WHAT NEEDS TO BE DONE – Search the listing for the string "Otobüs" and copy every line that contains it.

======== RECORDS SHOWN

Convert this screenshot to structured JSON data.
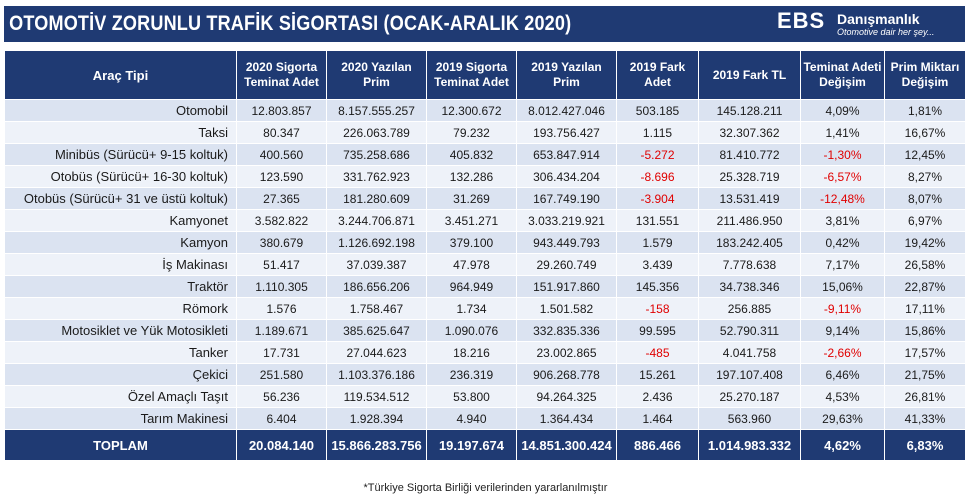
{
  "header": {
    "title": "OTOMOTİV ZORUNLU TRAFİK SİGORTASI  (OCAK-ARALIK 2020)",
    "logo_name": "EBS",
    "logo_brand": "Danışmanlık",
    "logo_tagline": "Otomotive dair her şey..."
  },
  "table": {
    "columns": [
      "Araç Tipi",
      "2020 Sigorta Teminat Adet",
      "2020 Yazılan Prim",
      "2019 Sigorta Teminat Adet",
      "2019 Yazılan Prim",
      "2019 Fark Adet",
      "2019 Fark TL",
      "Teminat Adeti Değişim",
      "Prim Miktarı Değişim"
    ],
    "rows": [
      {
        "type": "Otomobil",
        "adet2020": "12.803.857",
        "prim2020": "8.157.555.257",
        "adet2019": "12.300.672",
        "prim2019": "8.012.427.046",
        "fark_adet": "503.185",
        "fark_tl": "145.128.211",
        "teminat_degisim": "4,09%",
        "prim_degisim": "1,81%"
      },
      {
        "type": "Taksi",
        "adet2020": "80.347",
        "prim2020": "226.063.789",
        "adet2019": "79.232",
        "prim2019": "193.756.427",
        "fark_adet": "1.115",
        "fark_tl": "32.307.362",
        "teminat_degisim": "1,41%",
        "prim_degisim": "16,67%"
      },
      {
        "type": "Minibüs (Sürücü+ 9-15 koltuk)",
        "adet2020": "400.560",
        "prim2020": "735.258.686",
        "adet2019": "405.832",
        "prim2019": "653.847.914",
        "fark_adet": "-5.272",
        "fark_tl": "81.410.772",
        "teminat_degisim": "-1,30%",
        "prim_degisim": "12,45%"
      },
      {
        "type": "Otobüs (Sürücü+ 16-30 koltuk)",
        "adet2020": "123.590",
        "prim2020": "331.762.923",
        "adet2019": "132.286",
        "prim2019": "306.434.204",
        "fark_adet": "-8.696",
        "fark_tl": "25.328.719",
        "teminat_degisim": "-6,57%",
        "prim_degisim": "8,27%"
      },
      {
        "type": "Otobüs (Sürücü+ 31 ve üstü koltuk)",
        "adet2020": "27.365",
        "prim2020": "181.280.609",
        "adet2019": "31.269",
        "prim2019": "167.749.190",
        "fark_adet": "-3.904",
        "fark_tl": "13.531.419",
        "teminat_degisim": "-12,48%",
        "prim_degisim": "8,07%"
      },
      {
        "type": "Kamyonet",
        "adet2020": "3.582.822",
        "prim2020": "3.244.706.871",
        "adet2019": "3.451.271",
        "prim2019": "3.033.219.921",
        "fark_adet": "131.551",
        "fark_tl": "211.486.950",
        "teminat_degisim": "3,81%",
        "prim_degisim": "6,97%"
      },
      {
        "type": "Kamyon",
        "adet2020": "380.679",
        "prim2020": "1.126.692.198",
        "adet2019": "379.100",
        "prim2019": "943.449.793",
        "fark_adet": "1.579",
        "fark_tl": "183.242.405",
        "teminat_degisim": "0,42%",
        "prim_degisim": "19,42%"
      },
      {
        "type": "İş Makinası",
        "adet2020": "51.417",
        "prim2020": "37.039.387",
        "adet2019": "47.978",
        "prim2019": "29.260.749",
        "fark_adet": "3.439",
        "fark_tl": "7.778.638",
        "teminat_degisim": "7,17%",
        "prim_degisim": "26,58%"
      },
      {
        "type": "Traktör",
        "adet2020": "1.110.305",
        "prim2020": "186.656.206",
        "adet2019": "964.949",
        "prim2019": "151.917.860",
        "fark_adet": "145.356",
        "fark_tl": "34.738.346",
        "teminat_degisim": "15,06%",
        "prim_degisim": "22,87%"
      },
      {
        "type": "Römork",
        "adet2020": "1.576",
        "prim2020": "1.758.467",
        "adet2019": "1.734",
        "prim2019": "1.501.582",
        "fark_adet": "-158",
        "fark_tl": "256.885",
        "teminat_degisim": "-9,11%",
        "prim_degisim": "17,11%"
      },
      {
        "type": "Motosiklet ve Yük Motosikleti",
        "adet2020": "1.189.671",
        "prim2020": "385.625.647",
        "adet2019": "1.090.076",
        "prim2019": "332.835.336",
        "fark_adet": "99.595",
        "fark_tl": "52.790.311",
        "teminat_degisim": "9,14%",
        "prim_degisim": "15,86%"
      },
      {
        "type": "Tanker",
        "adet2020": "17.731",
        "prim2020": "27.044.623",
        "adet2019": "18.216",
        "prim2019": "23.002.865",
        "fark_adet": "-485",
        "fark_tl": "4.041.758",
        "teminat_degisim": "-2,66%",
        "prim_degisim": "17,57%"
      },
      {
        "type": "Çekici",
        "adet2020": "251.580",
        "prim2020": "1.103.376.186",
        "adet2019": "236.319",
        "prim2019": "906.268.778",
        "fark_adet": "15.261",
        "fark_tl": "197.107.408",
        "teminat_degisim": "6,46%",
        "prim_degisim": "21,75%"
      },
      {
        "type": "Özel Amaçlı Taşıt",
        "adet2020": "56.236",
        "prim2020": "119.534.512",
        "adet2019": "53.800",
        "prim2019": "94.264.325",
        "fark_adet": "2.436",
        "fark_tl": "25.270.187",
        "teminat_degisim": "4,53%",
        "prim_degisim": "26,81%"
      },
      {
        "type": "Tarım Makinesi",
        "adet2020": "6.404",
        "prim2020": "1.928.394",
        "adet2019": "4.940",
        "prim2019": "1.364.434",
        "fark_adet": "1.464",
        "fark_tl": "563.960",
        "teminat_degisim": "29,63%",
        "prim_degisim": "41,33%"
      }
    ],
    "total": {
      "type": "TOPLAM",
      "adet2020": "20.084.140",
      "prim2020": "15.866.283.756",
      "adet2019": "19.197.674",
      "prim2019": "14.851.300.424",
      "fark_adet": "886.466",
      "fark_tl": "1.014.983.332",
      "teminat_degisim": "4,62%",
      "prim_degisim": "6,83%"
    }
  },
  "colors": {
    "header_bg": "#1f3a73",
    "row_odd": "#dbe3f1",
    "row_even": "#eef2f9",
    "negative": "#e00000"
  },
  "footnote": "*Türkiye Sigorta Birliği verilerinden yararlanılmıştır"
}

================

RESULT OF THE TASK –
        "type": "Otobüs (Sürücü+ 16-30 koltuk)",
        "type": "Otobüs (Sürücü+ 31 ve üstü koltuk)",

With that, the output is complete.